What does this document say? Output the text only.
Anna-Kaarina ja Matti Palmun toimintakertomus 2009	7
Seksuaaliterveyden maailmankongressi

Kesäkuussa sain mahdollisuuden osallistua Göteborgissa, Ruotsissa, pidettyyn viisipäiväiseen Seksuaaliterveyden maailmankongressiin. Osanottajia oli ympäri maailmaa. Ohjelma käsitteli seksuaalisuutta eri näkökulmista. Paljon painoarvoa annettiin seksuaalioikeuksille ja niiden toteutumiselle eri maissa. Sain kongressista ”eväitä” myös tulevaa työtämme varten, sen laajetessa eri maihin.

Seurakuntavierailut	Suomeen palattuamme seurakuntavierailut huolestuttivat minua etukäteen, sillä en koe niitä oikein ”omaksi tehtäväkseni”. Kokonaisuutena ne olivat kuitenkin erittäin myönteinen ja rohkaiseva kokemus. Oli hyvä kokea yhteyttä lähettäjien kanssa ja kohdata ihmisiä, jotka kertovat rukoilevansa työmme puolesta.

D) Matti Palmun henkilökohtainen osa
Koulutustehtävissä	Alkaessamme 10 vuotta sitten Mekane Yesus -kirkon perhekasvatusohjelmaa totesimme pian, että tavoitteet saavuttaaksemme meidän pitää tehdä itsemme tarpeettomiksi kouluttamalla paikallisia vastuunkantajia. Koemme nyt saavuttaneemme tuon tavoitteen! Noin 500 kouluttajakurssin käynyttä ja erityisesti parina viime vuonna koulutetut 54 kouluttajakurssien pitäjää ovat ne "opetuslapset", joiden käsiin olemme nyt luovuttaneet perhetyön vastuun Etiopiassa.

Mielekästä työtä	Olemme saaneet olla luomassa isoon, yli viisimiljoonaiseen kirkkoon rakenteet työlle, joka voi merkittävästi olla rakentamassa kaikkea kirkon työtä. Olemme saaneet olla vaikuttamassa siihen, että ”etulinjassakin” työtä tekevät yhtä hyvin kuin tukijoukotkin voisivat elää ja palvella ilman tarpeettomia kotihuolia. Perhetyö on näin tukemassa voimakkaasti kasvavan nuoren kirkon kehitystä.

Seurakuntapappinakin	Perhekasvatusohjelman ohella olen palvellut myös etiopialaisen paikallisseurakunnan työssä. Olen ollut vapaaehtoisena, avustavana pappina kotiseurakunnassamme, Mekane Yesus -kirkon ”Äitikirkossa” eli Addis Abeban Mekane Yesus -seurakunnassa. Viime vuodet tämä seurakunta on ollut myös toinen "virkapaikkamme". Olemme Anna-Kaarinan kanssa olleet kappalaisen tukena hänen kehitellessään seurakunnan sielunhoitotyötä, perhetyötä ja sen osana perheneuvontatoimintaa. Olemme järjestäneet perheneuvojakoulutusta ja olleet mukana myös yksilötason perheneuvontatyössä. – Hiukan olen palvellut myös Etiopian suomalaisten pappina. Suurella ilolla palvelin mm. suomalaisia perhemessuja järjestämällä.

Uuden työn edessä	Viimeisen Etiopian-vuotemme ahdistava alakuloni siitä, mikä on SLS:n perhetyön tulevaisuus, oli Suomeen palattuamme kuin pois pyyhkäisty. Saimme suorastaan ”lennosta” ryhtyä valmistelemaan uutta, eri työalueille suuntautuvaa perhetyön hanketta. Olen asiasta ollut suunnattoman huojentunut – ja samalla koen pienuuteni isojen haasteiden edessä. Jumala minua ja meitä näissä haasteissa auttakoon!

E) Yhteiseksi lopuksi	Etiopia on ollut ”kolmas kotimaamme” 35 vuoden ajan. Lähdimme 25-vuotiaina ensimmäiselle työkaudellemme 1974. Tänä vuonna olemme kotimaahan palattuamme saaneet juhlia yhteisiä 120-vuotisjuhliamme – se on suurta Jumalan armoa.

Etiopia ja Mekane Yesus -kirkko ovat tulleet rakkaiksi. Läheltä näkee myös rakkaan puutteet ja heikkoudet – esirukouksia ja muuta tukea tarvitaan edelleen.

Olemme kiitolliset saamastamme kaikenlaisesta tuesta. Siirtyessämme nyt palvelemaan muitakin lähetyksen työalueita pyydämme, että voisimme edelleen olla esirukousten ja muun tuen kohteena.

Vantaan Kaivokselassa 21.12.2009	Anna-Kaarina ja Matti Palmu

■ WHAT TO WORK ON
Extract all lines as given.

■ FULL SOLUTION
What does this document say? Output the text only.
Anna-Kaarina ja Matti Palmun toimintakertomus 2009	7
Seksuaaliterveyden maailmankongressi

Kesäkuussa sain mahdollisuuden osallistua Göteborgissa, Ruotsissa, pidettyyn viisipäiväiseen Seksuaaliterveyden maailmankongressiin. Osanottajia oli ympäri maailmaa. Ohjelma käsitteli seksuaalisuutta eri näkökulmista. Paljon painoarvoa annettiin seksuaalioikeuksille ja niiden toteutumiselle eri maissa. Sain kongressista ”eväitä” myös tulevaa työtämme varten, sen laajetessa eri maihin.

Seurakuntavierailut	Suomeen palattuamme seurakuntavierailut huolestuttivat minua etukäteen, sillä en koe niitä oikein ”omaksi tehtäväkseni”. Kokonaisuutena ne olivat kuitenkin erittäin myönteinen ja rohkaiseva kokemus. Oli hyvä kokea yhteyttä lähettäjien kanssa ja kohdata ihmisiä, jotka kertovat rukoilevansa työmme puolesta.

D) Matti Palmun henkilökohtainen osa
Koulutustehtävissä	Alkaessamme 10 vuotta sitten Mekane Yesus -kirkon perhekasvatusohjelmaa totesimme pian, että tavoitteet saavuttaaksemme meidän pitää tehdä itsemme tarpeettomiksi kouluttamalla paikallisia vastuunkantajia. Koemme nyt saavuttaneemme tuon tavoitteen! Noin 500 kouluttajakurssin käynyttä ja erityisesti parina viime vuonna koulutetut 54 kouluttajakurssien pitäjää ovat ne "opetuslapset", joiden käsiin olemme nyt luovuttaneet perhetyön vastuun Etiopiassa.

Mielekästä työtä	Olemme saaneet olla luomassa isoon, yli viisimiljoonaiseen kirkkoon rakenteet työlle, joka voi merkittävästi olla rakentamassa kaikkea kirkon työtä. Olemme saaneet olla vaikuttamassa siihen, että ”etulinjassakin” työtä tekevät yhtä hyvin kuin tukijoukotkin voisivat elää ja palvella ilman tarpeettomia kotihuolia. Perhetyö on näin tukemassa voimakkaasti kasvavan nuoren kirkon kehitystä.

Seurakuntapappinakin	Perhekasvatusohjelman ohella olen palvellut myös etiopialaisen paikallisseurakunnan työssä. Olen ollut vapaaehtoisena, avustavana pappina kotiseurakunnassamme, Mekane Yesus -kirkon ”Äitikirkossa” eli Addis Abeban Mekane Yesus -seurakunnassa. Viime vuodet tämä seurakunta on ollut myös toinen "virkapaikkamme". Olemme Anna-Kaarinan kanssa olleet kappalaisen tukena hänen kehitellessään seurakunnan sielunhoitotyötä, perhetyötä ja sen osana perheneuvontatoimintaa. Olemme järjestäneet perheneuvojakoulutusta ja olleet mukana myös yksilötason perheneuvontatyössä. – Hiukan olen palvellut myös Etiopian suomalaisten pappina. Suurella ilolla palvelin mm. suomalaisia perhemessuja järjestämällä.

Uuden työn edessä	Viimeisen Etiopian-vuotemme ahdistava alakuloni siitä, mikä on SLS:n perhetyön tulevaisuus, oli Suomeen palattuamme kuin pois pyyhkäisty. Saimme suorastaan ”lennosta” ryhtyä valmistelemaan uutta, eri työalueille suuntautuvaa perhetyön hanketta. Olen asiasta ollut suunnattoman huojentunut – ja samalla koen pienuuteni isojen haasteiden edessä. Jumala minua ja meitä näissä haasteissa auttakoon!

E) Yhteiseksi lopuksi	Etiopia on ollut ”kolmas kotimaamme” 35 vuoden ajan. Lähdimme 25-vuotiaina ensimmäiselle työkaudellemme 1974. Tänä vuonna olemme kotimaahan palattuamme saaneet juhlia yhteisiä 120-vuotisjuhliamme – se on suurta Jumalan armoa.

Etiopia ja Mekane Yesus -kirkko ovat tulleet rakkaiksi. Läheltä näkee myös rakkaan puutteet ja heikkoudet – esirukouksia ja muuta tukea tarvitaan edelleen.

Olemme kiitolliset saamastamme kaikenlaisesta tuesta. Siirtyessämme nyt palvelemaan muitakin lähetyksen työalueita pyydämme, että voisimme edelleen olla esirukousten ja muun tuen kohteena.

Vantaan Kaivokselassa 21.12.2009	Anna-Kaarina ja Matti Palmu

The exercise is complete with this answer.